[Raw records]
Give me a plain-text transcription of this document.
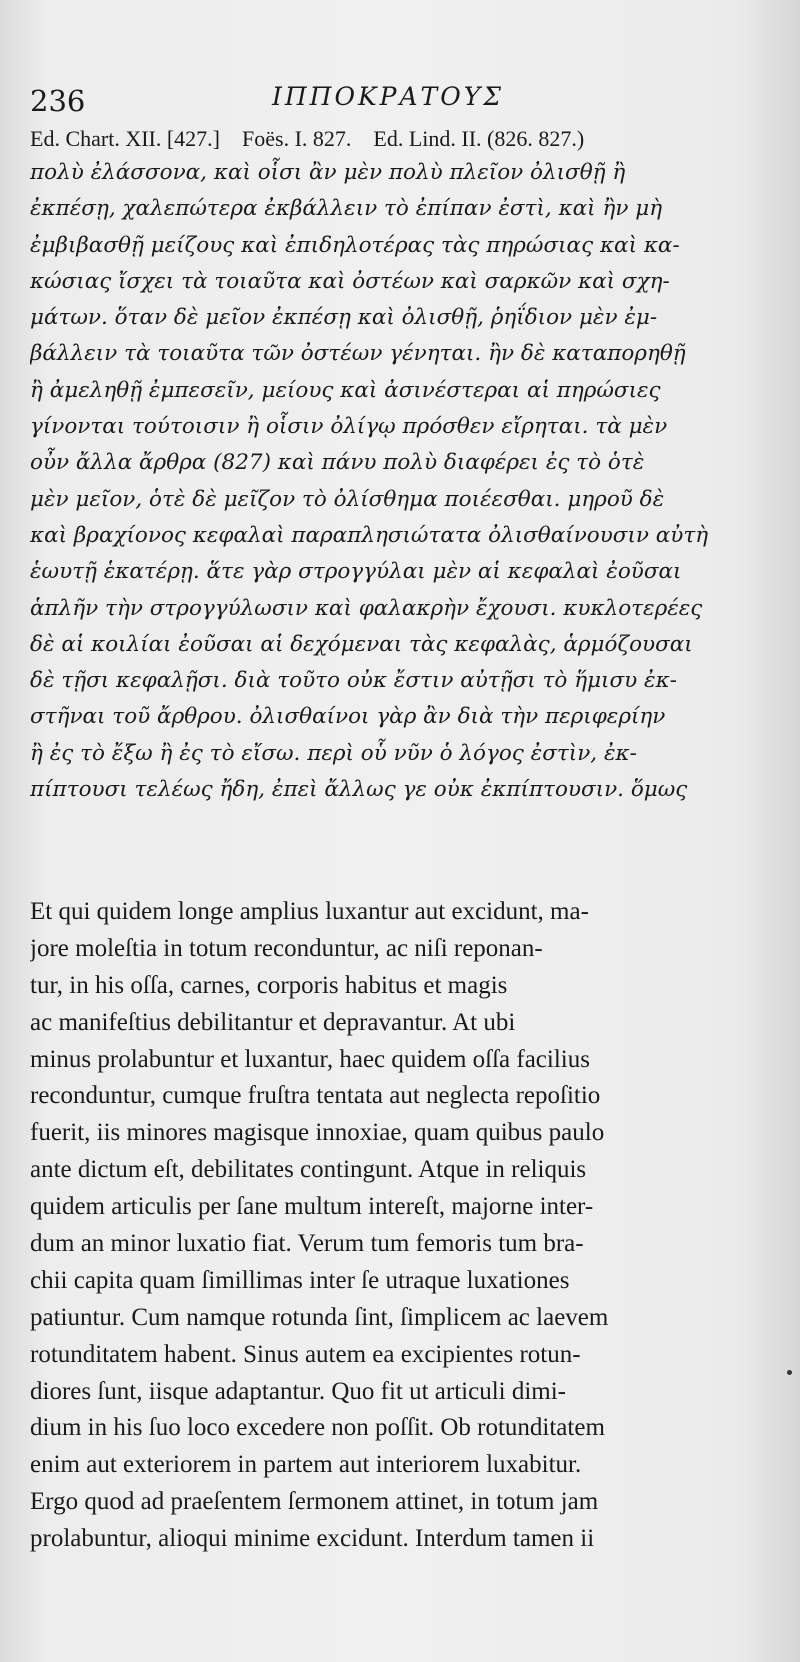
236	ΙΠΠΟΚΡΑΤΟΥΣ
Ed. Chart. XII. [427.]    Foës. I. 827.    Ed. Lind. II. (826. 827.)
πολὺ ἐλάσσονα, καὶ οἷσι ἂν μὲν πολὺ πλεῖον ὀλισθῇ ἢ
ἐκπέσῃ, χαλεπώτερα ἐκβάλλειν τὸ ἐπίπαν ἐστὶ, καὶ ἢν μὴ
ἐμβιβασθῇ μείζους καὶ ἐπιδηλοτέρας τὰς πηρώσιας καὶ κα-
κώσιας ἴσχει τὰ τοιαῦτα καὶ ὀστέων καὶ σαρκῶν καὶ σχη-
μάτων. ὅταν δὲ μεῖον ἐκπέσῃ καὶ ὀλισθῇ, ῥηΐδιον μὲν ἐμ-
βάλλειν τὰ τοιαῦτα τῶν ὀστέων γένηται. ἢν δὲ καταπορηθῇ
ἢ ἀμεληθῇ ἐμπεσεῖν, μείους καὶ ἀσινέστεραι αἱ πηρώσιες
γίνονται τούτοισιν ἢ οἷσιν ὀλίγῳ πρόσθεν εἴρηται. τὰ μὲν
οὖν ἄλλα ἄρθρα (827) καὶ πάνυ πολὺ διαφέρει ἐς τὸ ὁτὲ
μὲν μεῖον, ὁτὲ δὲ μεῖζον τὸ ὀλίσθημα ποιέεσθαι. μηροῦ δὲ
καὶ βραχίονος κεφαλαὶ παραπλησιώτατα ὀλισθαίνουσιν αὐτὴ
ἑωυτῇ ἑκατέρῃ. ἅτε γὰρ στρογγύλαι μὲν αἱ κεφαλαὶ ἐοῦσαι
ἁπλῆν τὴν στρογγύλωσιν καὶ φαλακρὴν ἔχουσι. κυκλοτερέες
δὲ αἱ κοιλίαι ἐοῦσαι αἱ δεχόμεναι τὰς κεφαλὰς, ἁρμόζουσαι
δὲ τῇσι κεφαλῇσι. διὰ τοῦτο οὐκ ἔστιν αὐτῇσι τὸ ἥμισυ ἐκ-
στῆναι τοῦ ἄρθρου. ὀλισθαίνοι γὰρ ἂν διὰ τὴν περιφερίην
ἢ ἐς τὸ ἔξω ἢ ἐς τὸ εἴσω. περὶ οὗ νῦν ὁ λόγος ἐστὶν, ἐκ-
πίπτουσι τελέως ἤδη, ἐπεὶ ἄλλως γε οὐκ ἐκπίπτουσιν. ὅμως
Et qui quidem longe amplius luxantur aut excidunt, ma-
jore moleſtia in totum reconduntur, ac niſi reponan-
tur, in his oſſa, carnes, corporis habitus et magis
ac manifeſtius debilitantur et depravantur. At ubi
minus prolabuntur et luxantur, haec quidem oſſa facilius
reconduntur, cumque fruſtra tentata aut neglecta repoſitio
fuerit, iis minores magisque innoxiae, quam quibus paulo
ante dictum eſt, debilitates contingunt. Atque in reliquis
quidem articulis per ſane multum intereſt, majorne inter-
dum an minor luxatio fiat. Verum tum femoris tum bra-
chii capita quam ſimillimas inter ſe utraque luxationes
patiuntur. Cum namque rotunda ſint, ſimplicem ac laevem
rotunditatem habent. Sinus autem ea excipientes rotun-
diores ſunt, iisque adaptantur. Quo fit ut articuli dimi-
dium in his ſuo loco excedere non poſſit. Ob rotunditatem
enim aut exteriorem in partem aut interiorem luxabitur.
Ergo quod ad praeſentem ſermonem attinet, in totum jam
prolabuntur, alioqui minime excidunt. Interdum tamen ii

» Written task: Transcribe the full listing above exactly, with the images removed.

» Exercise result:
Give me a plain-text transcription of this document.
236	ΙΠΠΟΚΡΑΤΟΥΣ
Ed. Chart. XII. [427.]    Foës. I. 827.    Ed. Lind. II. (826. 827.)
πολὺ ἐλάσσονα, καὶ οἷσι ἂν μὲν πολὺ πλεῖον ὀλισθῇ ἢ
ἐκπέσῃ, χαλεπώτερα ἐκβάλλειν τὸ ἐπίπαν ἐστὶ, καὶ ἢν μὴ
ἐμβιβασθῇ μείζους καὶ ἐπιδηλοτέρας τὰς πηρώσιας καὶ κα-
κώσιας ἴσχει τὰ τοιαῦτα καὶ ὀστέων καὶ σαρκῶν καὶ σχη-
μάτων. ὅταν δὲ μεῖον ἐκπέσῃ καὶ ὀλισθῇ, ῥηΐδιον μὲν ἐμ-
βάλλειν τὰ τοιαῦτα τῶν ὀστέων γένηται. ἢν δὲ καταπορηθῇ
ἢ ἀμεληθῇ ἐμπεσεῖν, μείους καὶ ἀσινέστεραι αἱ πηρώσιες
γίνονται τούτοισιν ἢ οἷσιν ὀλίγῳ πρόσθεν εἴρηται. τὰ μὲν
οὖν ἄλλα ἄρθρα (827) καὶ πάνυ πολὺ διαφέρει ἐς τὸ ὁτὲ
μὲν μεῖον, ὁτὲ δὲ μεῖζον τὸ ὀλίσθημα ποιέεσθαι. μηροῦ δὲ
καὶ βραχίονος κεφαλαὶ παραπλησιώτατα ὀλισθαίνουσιν αὐτὴ
ἑωυτῇ ἑκατέρῃ. ἅτε γὰρ στρογγύλαι μὲν αἱ κεφαλαὶ ἐοῦσαι
ἁπλῆν τὴν στρογγύλωσιν καὶ φαλακρὴν ἔχουσι. κυκλοτερέες
δὲ αἱ κοιλίαι ἐοῦσαι αἱ δεχόμεναι τὰς κεφαλὰς, ἁρμόζουσαι
δὲ τῇσι κεφαλῇσι. διὰ τοῦτο οὐκ ἔστιν αὐτῇσι τὸ ἥμισυ ἐκ-
στῆναι τοῦ ἄρθρου. ὀλισθαίνοι γὰρ ἂν διὰ τὴν περιφερίην
ἢ ἐς τὸ ἔξω ἢ ἐς τὸ εἴσω. περὶ οὗ νῦν ὁ λόγος ἐστὶν, ἐκ-
πίπτουσι τελέως ἤδη, ἐπεὶ ἄλλως γε οὐκ ἐκπίπτουσιν. ὅμως
Et qui quidem longe amplius luxantur aut excidunt, ma-
jore moleſtia in totum reconduntur, ac niſi reponan-
tur, in his oſſa, carnes, corporis habitus et magis
ac manifeſtius debilitantur et depravantur. At ubi
minus prolabuntur et luxantur, haec quidem oſſa facilius
reconduntur, cumque fruſtra tentata aut neglecta repoſitio
fuerit, iis minores magisque innoxiae, quam quibus paulo
ante dictum eſt, debilitates contingunt. Atque in reliquis
quidem articulis per ſane multum intereſt, majorne inter-
dum an minor luxatio fiat. Verum tum femoris tum bra-
chii capita quam ſimillimas inter ſe utraque luxationes
patiuntur. Cum namque rotunda ſint, ſimplicem ac laevem
rotunditatem habent. Sinus autem ea excipientes rotun-
diores ſunt, iisque adaptantur. Quo fit ut articuli dimi-
dium in his ſuo loco excedere non poſſit. Ob rotunditatem
enim aut exteriorem in partem aut interiorem luxabitur.
Ergo quod ad praeſentem ſermonem attinet, in totum jam
prolabuntur, alioqui minime excidunt. Interdum tamen ii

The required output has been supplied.